[Collected data entries]

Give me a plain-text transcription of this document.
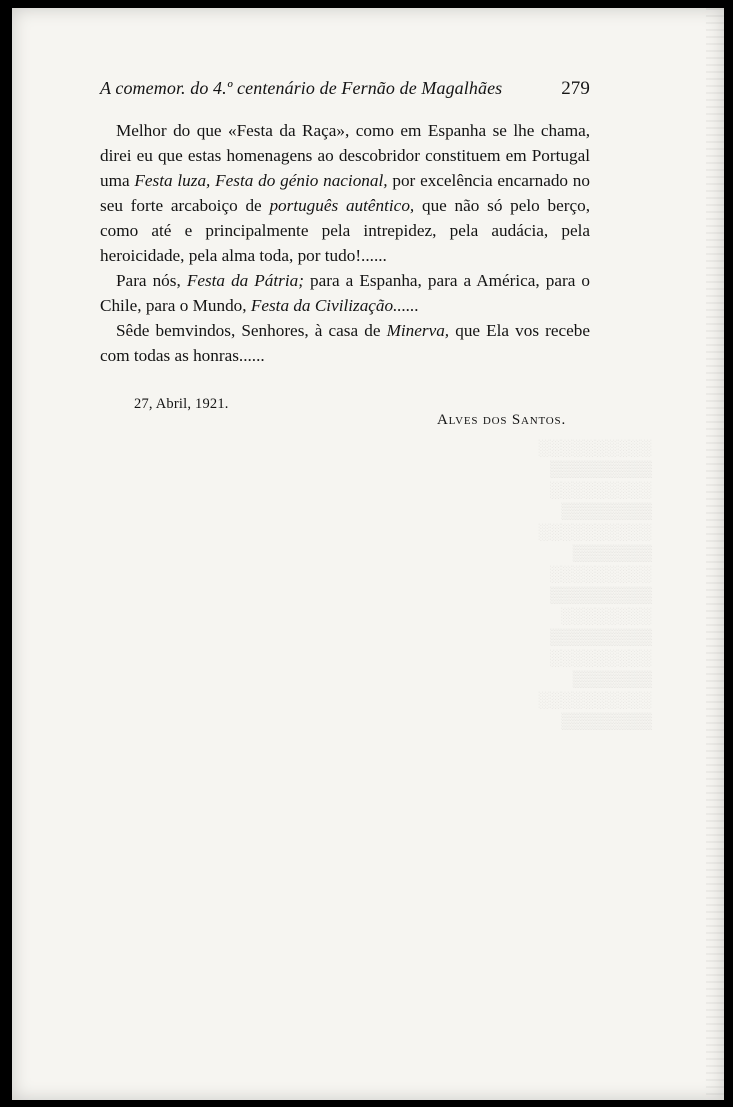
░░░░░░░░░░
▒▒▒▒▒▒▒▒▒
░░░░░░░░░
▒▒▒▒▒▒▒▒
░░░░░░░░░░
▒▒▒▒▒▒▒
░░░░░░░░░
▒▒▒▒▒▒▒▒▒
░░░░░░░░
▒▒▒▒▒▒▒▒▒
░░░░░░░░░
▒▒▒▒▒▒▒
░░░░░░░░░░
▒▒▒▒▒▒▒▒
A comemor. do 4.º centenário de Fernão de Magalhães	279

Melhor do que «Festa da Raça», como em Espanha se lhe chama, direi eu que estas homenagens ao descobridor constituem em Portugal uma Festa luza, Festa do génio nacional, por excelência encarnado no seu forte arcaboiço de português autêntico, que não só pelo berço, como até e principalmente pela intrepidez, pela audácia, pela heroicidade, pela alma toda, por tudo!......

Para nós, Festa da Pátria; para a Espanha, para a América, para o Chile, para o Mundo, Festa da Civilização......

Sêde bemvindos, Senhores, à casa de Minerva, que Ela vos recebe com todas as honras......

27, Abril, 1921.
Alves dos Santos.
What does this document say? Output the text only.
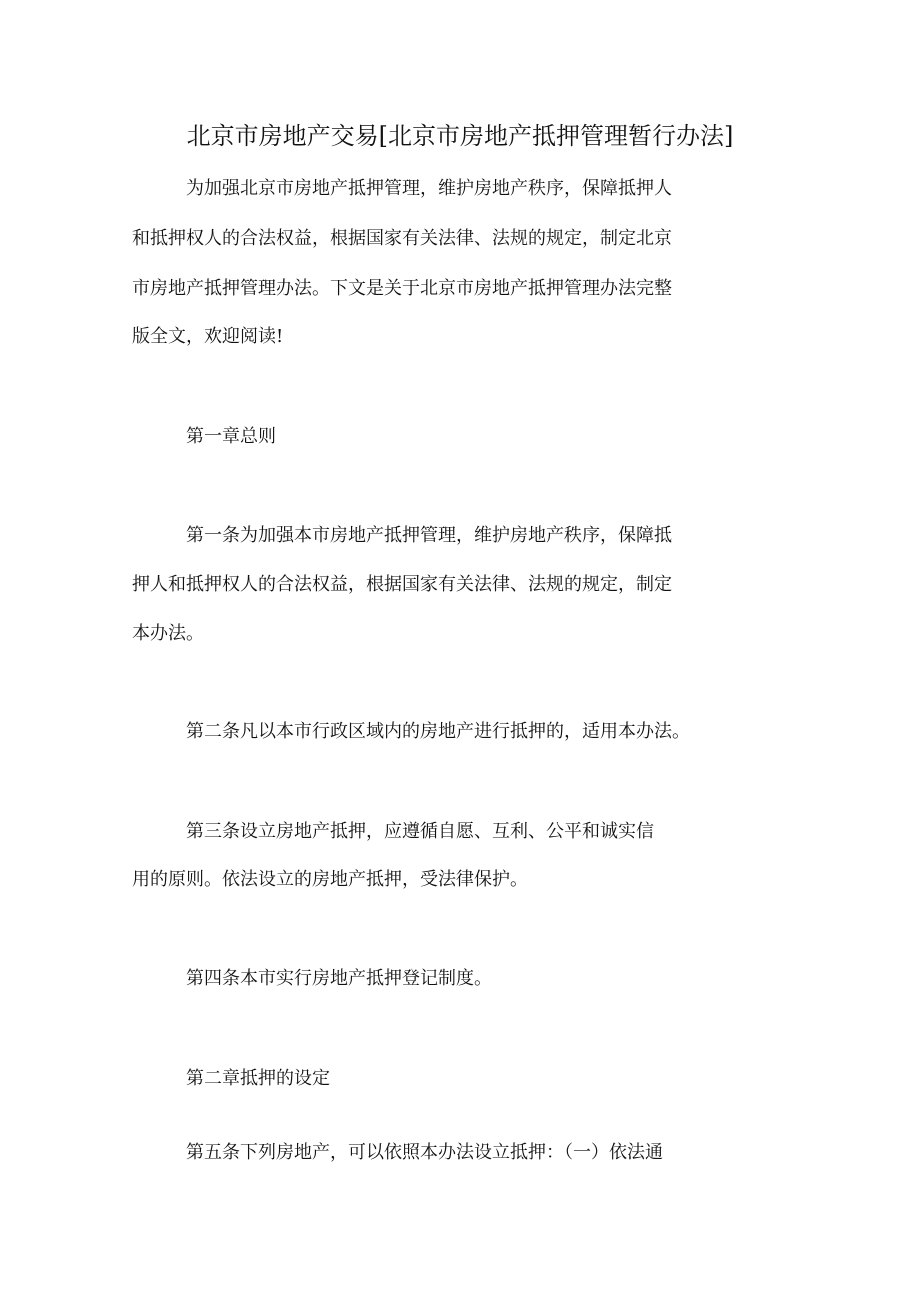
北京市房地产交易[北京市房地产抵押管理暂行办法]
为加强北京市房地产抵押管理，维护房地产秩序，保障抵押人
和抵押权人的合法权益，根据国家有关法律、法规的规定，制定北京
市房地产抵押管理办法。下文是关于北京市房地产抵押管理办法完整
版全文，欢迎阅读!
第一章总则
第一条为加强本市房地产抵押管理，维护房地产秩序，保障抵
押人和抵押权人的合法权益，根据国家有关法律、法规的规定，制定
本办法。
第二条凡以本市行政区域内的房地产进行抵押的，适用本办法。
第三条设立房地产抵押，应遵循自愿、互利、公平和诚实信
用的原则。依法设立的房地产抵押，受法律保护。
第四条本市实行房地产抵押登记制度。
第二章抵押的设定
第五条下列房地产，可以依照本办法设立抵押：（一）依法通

Set problem:
Check each line of the records above for the word "text", then give the number of lines that have it, with no other words.

Final answer:
2